*** Page excerpt ***

Introduction to RDKit
Contents
Introduction to RDKit#
Overview
Questions:
What is RDKit?
How can I get molecule information in Python?
What is a molecular descriptor?
Objectives:
Use RDKit to create molecules in Python
There are also libraries in Python that are made for working just with chemical data. One commonly used library in Python for data science (or cheminformatics) is called RDKit.
RDKit lets us create variables which represent molecules and retrieve information about the molecules.
We are going to use a part of RDKit called Chem
. To use Chem
, we first have to import it.
from rdkit import Chem
Creating Molecules with RDKit#
To get information about molecules in RDKit, we have to first create variables representing molecules. RDKit has molecule object that can be used to retrieve information or calculate properties. First, the molecule name has to be communicated to RDKit in a way that computers understand.
Creating molecules using strings - SMILES#
We are going to use a format called SMILES. SMILES stands for “Simplified Molecular-Input Line-entry System” and is a string representation of a molecule. You usually will be looking up SMILES or having a program generate them for you. We could also open info from molecular file formats like mol
.
In SMILES, if we want methane, we specify that with “C”. We can create a representation of methane using RDKit by using the MolFromSmiles
function in rdkit.Chem
.
methane = Chem.MolFromSmiles("C")
methane
You can see more information on this Guide to SMILES. Usually, you will be able to look up the SMILES strings for your molecule of interest using something like PubChem, although you can also write SMILES by hand.

***

### Set task 1
Update the entries from the first one through the line containing "x-tick-label: 2022W27 [442,612,491,624]" by replacing "series-line" with "data-line", keeping everything else unchanged.
The RDKit introduction and the entries have no connection to each other.

*** Data to process ***

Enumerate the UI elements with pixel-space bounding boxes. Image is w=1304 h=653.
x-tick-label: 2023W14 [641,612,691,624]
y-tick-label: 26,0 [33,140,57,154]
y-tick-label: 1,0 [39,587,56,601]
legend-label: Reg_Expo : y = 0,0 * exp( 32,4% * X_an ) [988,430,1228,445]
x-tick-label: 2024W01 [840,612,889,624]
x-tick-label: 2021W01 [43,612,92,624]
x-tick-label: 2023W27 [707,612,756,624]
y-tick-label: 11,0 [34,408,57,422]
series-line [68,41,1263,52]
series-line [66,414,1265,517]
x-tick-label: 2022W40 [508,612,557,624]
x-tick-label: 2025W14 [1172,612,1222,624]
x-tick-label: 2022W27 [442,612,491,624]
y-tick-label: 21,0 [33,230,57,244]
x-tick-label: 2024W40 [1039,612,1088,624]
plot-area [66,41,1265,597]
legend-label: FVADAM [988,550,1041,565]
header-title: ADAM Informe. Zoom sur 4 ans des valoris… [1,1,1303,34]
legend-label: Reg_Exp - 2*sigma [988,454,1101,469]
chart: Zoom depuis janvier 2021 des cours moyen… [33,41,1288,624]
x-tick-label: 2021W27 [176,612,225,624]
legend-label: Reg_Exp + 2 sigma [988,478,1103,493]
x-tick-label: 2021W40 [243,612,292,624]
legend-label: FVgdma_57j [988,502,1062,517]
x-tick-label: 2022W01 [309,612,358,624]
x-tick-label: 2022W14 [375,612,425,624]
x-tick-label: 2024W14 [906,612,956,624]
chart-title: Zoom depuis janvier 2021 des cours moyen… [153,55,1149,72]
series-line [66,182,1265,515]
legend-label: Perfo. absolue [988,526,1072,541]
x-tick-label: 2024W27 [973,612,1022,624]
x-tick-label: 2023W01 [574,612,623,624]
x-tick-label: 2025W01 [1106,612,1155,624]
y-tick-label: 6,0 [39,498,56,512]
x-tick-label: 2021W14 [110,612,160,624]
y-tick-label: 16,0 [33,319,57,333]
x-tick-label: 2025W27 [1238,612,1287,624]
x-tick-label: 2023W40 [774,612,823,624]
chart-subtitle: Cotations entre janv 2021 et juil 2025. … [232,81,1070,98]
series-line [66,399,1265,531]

***

### Set task 2
According to the RDKit introduction, what does SMILES stand for?

### Task result 1
Enumerate the UI elements with pixel-space bounding boxes. Image is w=1304 h=653.
x-tick-label: 2023W14 [641,612,691,624]
y-tick-label: 26,0 [33,140,57,154]
y-tick-label: 1,0 [39,587,56,601]
legend-label: Reg_Expo : y = 0,0 * exp( 32,4% * X_an ) [988,430,1228,445]
x-tick-label: 2024W01 [840,612,889,624]
x-tick-label: 2021W01 [43,612,92,624]
x-tick-label: 2023W27 [707,612,756,624]
y-tick-label: 11,0 [34,408,57,422]
data-line [68,41,1263,52]
data-line [66,414,1265,517]
x-tick-label: 2022W40 [508,612,557,624]
x-tick-label: 2025W14 [1172,612,1222,624]
x-tick-label: 2022W27 [442,612,491,624]

### Task result 2
Simplified Molecular-Input Line-entry System